What the task asks
Without further comment, state how many lines in the listing below contain the word "name".

Extracted information
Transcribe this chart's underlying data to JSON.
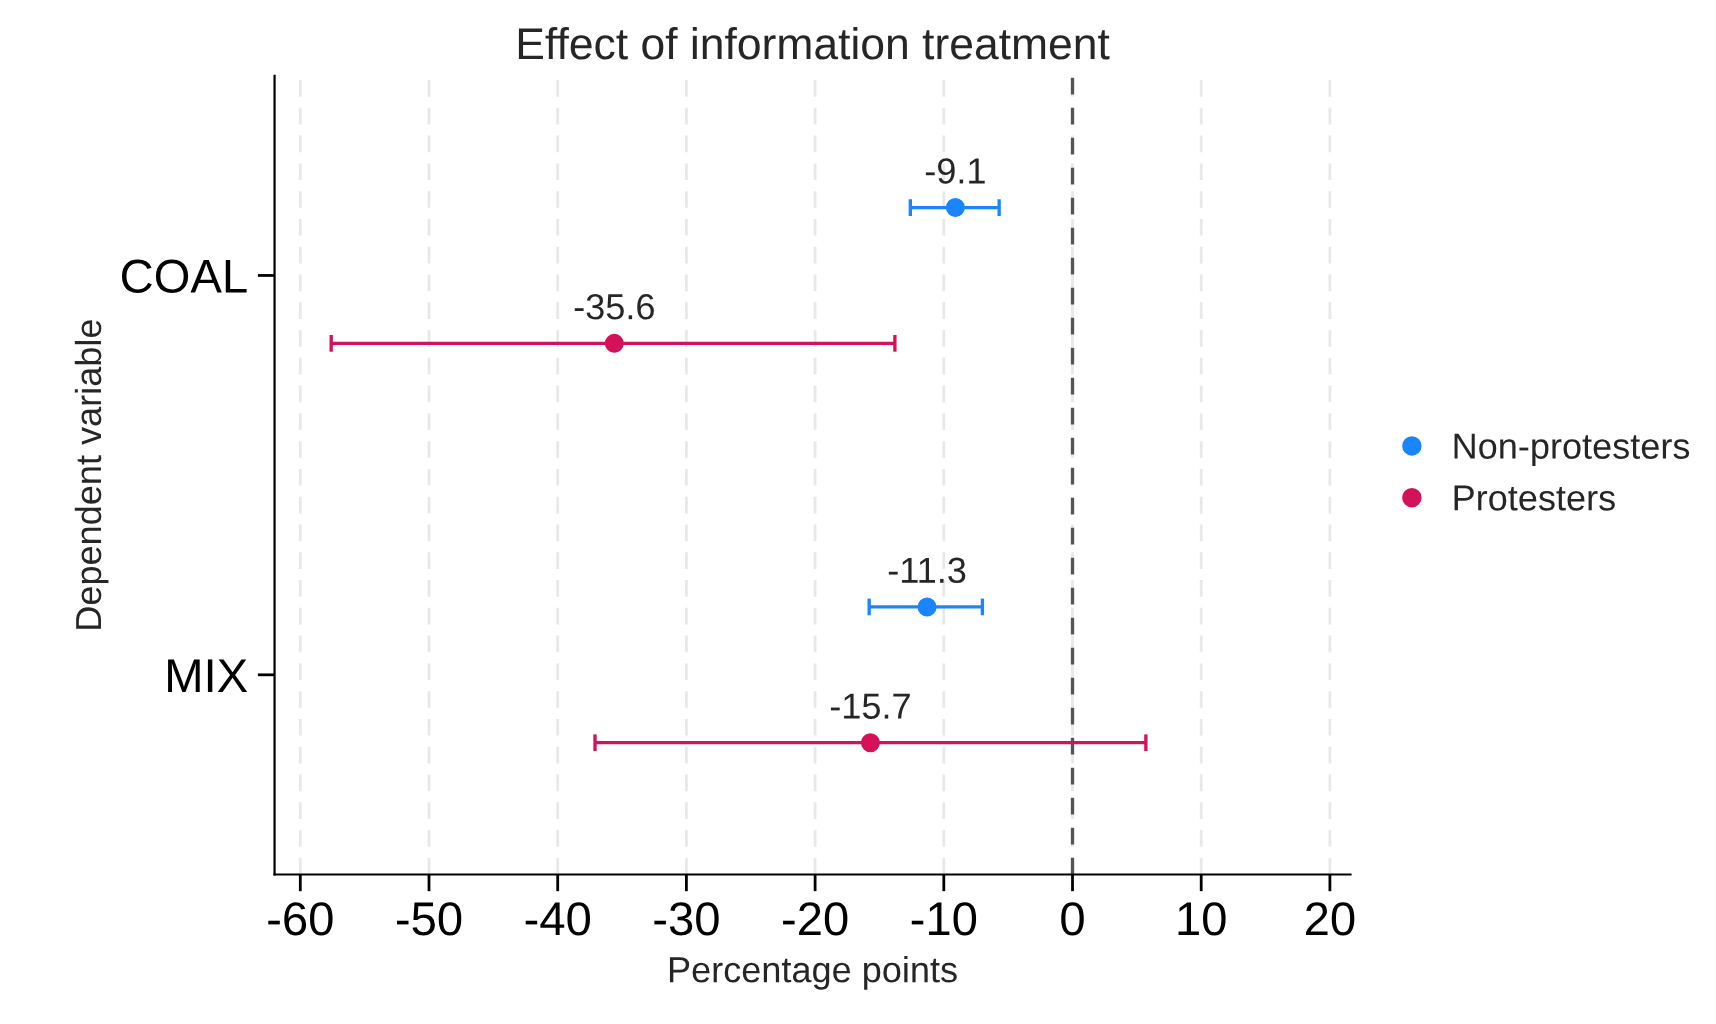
{
  "chart_data": {
    "type": "scatter",
    "orientation": "horizontal",
    "title": "Effect of information treatment",
    "xlabel": "Percentage points",
    "ylabel": "Dependent variable",
    "categories": [
      "COAL",
      "MIX"
    ],
    "series": [
      {
        "name": "Non-protesters",
        "color": "#1a85ff",
        "values": [
          -9.1,
          -11.3
        ],
        "errors": [
          [
            -12.6,
            -5.7
          ],
          [
            -15.8,
            -7.0
          ]
        ]
      },
      {
        "name": "Protesters",
        "color": "#d41159",
        "values": [
          -35.6,
          -15.7
        ],
        "errors": [
          [
            -57.6,
            -13.8
          ],
          [
            -37.1,
            5.7
          ]
        ]
      }
    ],
    "xlim": [
      -62,
      21.6
    ],
    "xticks": [
      -60,
      -50,
      -40,
      -30,
      -20,
      -10,
      0,
      10,
      20
    ],
    "ref_lines": [
      {
        "axis": "x",
        "value": 0,
        "color": "#555555",
        "line_style": "dashed"
      }
    ],
    "data_labels": true,
    "grid": "x",
    "legend": "right",
    "marker": "circle"
  }
}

Answer to the problem
2